(Stored data entries)
★ ★ ★

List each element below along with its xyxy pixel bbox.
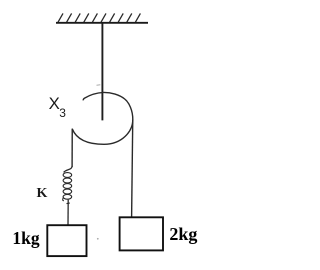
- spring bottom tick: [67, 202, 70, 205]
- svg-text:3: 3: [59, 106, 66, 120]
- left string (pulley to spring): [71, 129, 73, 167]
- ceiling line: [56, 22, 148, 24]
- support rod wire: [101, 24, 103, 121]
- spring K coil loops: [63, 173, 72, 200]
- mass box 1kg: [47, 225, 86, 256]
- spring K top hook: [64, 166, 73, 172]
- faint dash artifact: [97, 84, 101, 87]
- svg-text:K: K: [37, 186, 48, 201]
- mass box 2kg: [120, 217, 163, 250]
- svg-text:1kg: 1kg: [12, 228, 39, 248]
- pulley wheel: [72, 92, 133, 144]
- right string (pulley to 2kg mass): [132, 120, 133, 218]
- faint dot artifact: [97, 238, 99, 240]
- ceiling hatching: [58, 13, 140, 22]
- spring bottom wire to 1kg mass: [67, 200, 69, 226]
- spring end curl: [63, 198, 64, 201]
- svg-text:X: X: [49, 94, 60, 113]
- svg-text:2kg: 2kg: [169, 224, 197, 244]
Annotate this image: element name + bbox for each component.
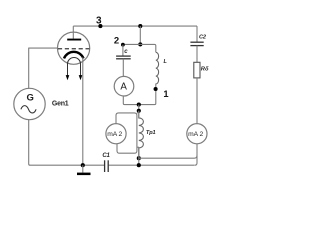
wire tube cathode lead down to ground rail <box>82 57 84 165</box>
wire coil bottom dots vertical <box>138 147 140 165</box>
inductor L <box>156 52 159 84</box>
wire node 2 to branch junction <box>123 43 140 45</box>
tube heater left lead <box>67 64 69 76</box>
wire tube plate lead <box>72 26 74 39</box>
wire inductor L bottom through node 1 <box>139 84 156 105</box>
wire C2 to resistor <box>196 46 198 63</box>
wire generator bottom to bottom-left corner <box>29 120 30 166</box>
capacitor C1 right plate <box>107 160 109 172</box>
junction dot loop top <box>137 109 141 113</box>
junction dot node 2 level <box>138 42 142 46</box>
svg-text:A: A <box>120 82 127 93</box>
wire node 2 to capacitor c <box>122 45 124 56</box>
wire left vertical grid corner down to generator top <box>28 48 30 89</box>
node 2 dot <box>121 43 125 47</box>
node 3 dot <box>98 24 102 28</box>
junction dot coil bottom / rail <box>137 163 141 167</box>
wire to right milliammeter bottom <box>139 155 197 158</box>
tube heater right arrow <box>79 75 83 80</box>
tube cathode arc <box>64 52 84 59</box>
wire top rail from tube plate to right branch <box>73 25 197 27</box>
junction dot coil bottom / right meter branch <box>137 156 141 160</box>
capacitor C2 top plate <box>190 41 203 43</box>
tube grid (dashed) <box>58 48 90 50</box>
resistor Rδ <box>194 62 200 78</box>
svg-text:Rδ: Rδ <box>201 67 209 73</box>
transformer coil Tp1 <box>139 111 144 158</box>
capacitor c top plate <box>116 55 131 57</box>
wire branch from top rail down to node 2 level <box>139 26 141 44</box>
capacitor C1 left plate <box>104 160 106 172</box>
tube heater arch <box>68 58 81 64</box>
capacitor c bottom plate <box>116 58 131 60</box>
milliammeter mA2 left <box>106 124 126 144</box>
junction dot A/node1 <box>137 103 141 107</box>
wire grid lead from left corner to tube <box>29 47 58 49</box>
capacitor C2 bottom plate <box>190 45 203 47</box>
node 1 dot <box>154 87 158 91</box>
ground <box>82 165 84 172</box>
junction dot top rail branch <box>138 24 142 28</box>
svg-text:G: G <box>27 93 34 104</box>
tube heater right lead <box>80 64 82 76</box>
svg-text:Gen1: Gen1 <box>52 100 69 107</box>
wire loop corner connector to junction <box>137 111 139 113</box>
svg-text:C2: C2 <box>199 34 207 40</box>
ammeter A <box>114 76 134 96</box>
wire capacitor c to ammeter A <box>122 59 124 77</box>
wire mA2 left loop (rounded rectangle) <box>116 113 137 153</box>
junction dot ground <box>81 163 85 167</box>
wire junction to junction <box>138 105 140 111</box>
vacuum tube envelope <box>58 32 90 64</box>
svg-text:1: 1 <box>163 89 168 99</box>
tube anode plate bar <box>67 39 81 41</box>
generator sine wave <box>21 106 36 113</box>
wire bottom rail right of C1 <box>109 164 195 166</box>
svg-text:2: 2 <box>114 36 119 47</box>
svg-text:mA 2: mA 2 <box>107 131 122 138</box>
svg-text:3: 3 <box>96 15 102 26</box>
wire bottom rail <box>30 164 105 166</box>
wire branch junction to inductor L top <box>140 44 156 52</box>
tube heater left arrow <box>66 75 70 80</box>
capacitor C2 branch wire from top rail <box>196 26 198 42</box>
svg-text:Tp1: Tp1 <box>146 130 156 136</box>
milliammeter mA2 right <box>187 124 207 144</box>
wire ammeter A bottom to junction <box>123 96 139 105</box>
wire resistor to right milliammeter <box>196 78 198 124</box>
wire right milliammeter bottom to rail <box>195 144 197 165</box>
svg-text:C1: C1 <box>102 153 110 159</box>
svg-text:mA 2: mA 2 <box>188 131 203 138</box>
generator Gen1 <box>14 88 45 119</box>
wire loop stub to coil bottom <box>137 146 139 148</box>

★ ★ ★

## Work instructions
Format the listing lines from the one containing "wire tube cathode" through the one containing "wire inductor L", inclusive, as a JSON array of strings with one string per line and no blank lines.

## Task result
[
  "wire tube cathode lead down to ground rail <box>82 57 84 165</box>",
  "wire coil bottom dots vertical <box>138 147 140 165</box>",
  "inductor L <box>156 52 159 84</box>",
  "wire node 2 to branch junction <box>123 43 140 45</box>",
  "tube heater left lead <box>67 64 69 76</box>",
  "wire tube plate lead <box>72 26 74 39</box>",
  "wire inductor L bottom through node 1 <box>139 84 156 105</box>"
]